Transcript entries for document pages

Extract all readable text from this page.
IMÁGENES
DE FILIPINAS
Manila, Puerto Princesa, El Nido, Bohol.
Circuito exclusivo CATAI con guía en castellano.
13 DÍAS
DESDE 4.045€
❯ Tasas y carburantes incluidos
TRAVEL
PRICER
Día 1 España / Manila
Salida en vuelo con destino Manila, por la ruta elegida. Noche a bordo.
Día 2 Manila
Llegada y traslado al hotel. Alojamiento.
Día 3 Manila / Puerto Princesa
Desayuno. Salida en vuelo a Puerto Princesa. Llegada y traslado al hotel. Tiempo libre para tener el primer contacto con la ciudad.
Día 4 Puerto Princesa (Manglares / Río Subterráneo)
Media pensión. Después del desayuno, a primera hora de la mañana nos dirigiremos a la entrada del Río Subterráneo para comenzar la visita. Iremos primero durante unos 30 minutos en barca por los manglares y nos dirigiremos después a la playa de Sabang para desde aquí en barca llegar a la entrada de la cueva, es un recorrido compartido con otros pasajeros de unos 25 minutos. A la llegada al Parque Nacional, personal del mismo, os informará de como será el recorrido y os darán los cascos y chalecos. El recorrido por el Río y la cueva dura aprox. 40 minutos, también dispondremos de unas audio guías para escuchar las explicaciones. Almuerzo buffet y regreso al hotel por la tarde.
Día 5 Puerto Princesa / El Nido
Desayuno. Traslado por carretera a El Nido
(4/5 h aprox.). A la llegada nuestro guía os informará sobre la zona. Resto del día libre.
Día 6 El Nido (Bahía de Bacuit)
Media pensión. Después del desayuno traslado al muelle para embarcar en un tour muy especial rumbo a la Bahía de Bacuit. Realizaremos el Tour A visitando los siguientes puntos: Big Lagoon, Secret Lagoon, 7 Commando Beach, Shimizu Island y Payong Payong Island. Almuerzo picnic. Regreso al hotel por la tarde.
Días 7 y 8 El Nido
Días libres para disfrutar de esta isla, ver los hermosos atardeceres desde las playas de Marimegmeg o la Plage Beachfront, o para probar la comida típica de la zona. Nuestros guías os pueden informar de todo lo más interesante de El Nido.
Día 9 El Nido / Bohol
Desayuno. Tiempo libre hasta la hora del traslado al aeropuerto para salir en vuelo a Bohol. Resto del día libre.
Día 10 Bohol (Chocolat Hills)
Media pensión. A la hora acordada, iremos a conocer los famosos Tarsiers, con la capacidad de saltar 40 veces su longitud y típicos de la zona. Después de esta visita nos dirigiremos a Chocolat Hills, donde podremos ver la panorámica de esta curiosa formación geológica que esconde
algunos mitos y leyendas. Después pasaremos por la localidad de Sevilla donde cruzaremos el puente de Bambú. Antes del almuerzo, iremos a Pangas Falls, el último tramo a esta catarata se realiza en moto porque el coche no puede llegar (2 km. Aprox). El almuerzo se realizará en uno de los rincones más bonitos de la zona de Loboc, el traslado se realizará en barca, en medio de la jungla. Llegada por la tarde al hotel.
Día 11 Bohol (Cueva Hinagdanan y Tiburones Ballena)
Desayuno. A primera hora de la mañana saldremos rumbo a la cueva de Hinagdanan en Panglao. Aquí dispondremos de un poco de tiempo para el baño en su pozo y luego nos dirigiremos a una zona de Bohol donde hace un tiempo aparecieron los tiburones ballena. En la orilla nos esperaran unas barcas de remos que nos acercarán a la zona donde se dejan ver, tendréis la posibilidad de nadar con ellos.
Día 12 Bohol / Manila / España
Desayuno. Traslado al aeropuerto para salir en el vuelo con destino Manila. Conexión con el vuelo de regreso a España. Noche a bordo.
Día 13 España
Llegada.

THE PROBLEM: Every entry above must appear again in the reply, exactly as it stands.

EXERCISE OUTPUT:
Extract all readable text from this page.
IMÁGENES
DE FILIPINAS
Manila, Puerto Princesa, El Nido, Bohol.
Circuito exclusivo CATAI con guía en castellano.
13 DÍAS
DESDE 4.045€
❯ Tasas y carburantes incluidos
TRAVEL
PRICER
Día 1 España / Manila
Salida en vuelo con destino Manila, por la ruta elegida. Noche a bordo.
Día 2 Manila
Llegada y traslado al hotel. Alojamiento.
Día 3 Manila / Puerto Princesa
Desayuno. Salida en vuelo a Puerto Princesa. Llegada y traslado al hotel. Tiempo libre para tener el primer contacto con la ciudad.
Día 4 Puerto Princesa (Manglares / Río Subterráneo)
Media pensión. Después del desayuno, a primera hora de la mañana nos dirigiremos a la entrada del Río Subterráneo para comenzar la visita. Iremos primero durante unos 30 minutos en barca por los manglares y nos dirigiremos después a la playa de Sabang para desde aquí en barca llegar a la entrada de la cueva, es un recorrido compartido con otros pasajeros de unos 25 minutos. A la llegada al Parque Nacional, personal del mismo, os informará de como será el recorrido y os darán los cascos y chalecos. El recorrido por el Río y la cueva dura aprox. 40 minutos, también dispondremos de unas audio guías para escuchar las explicaciones. Almuerzo buffet y regreso al hotel por la tarde.
Día 5 Puerto Princesa / El Nido
Desayuno. Traslado por carretera a El Nido
(4/5 h aprox.). A la llegada nuestro guía os informará sobre la zona. Resto del día libre.
Día 6 El Nido (Bahía de Bacuit)
Media pensión. Después del desayuno traslado al muelle para embarcar en un tour muy especial rumbo a la Bahía de Bacuit. Realizaremos el Tour A visitando los siguientes puntos: Big Lagoon, Secret Lagoon, 7 Commando Beach, Shimizu Island y Payong Payong Island. Almuerzo picnic. Regreso al hotel por la tarde.
Días 7 y 8 El Nido
Días libres para disfrutar de esta isla, ver los hermosos atardeceres desde las playas de Marimegmeg o la Plage Beachfront, o para probar la comida típica de la zona. Nuestros guías os pueden informar de todo lo más interesante de El Nido.
Día 9 El Nido / Bohol
Desayuno. Tiempo libre hasta la hora del traslado al aeropuerto para salir en vuelo a Bohol. Resto del día libre.
Día 10 Bohol (Chocolat Hills)
Media pensión. A la hora acordada, iremos a conocer los famosos Tarsiers, con la capacidad de saltar 40 veces su longitud y típicos de la zona. Después de esta visita nos dirigiremos a Chocolat Hills, donde podremos ver la panorámica de esta curiosa formación geológica que esconde
algunos mitos y leyendas. Después pasaremos por la localidad de Sevilla donde cruzaremos el puente de Bambú. Antes del almuerzo, iremos a Pangas Falls, el último tramo a esta catarata se realiza en moto porque el coche no puede llegar (2 km. Aprox). El almuerzo se realizará en uno de los rincones más bonitos de la zona de Loboc, el traslado se realizará en barca, en medio de la jungla. Llegada por la tarde al hotel.
Día 11 Bohol (Cueva Hinagdanan y Tiburones Ballena)
Desayuno. A primera hora de la mañana saldremos rumbo a la cueva de Hinagdanan en Panglao. Aquí dispondremos de un poco de tiempo para el baño en su pozo y luego nos dirigiremos a una zona de Bohol donde hace un tiempo aparecieron los tiburones ballena. En la orilla nos esperaran unas barcas de remos que nos acercarán a la zona donde se dejan ver, tendréis la posibilidad de nadar con ellos.
Día 12 Bohol / Manila / España
Desayuno. Traslado al aeropuerto para salir en el vuelo con destino Manila. Conexión con el vuelo de regreso a España. Noche a bordo.
Día 13 España
Llegada.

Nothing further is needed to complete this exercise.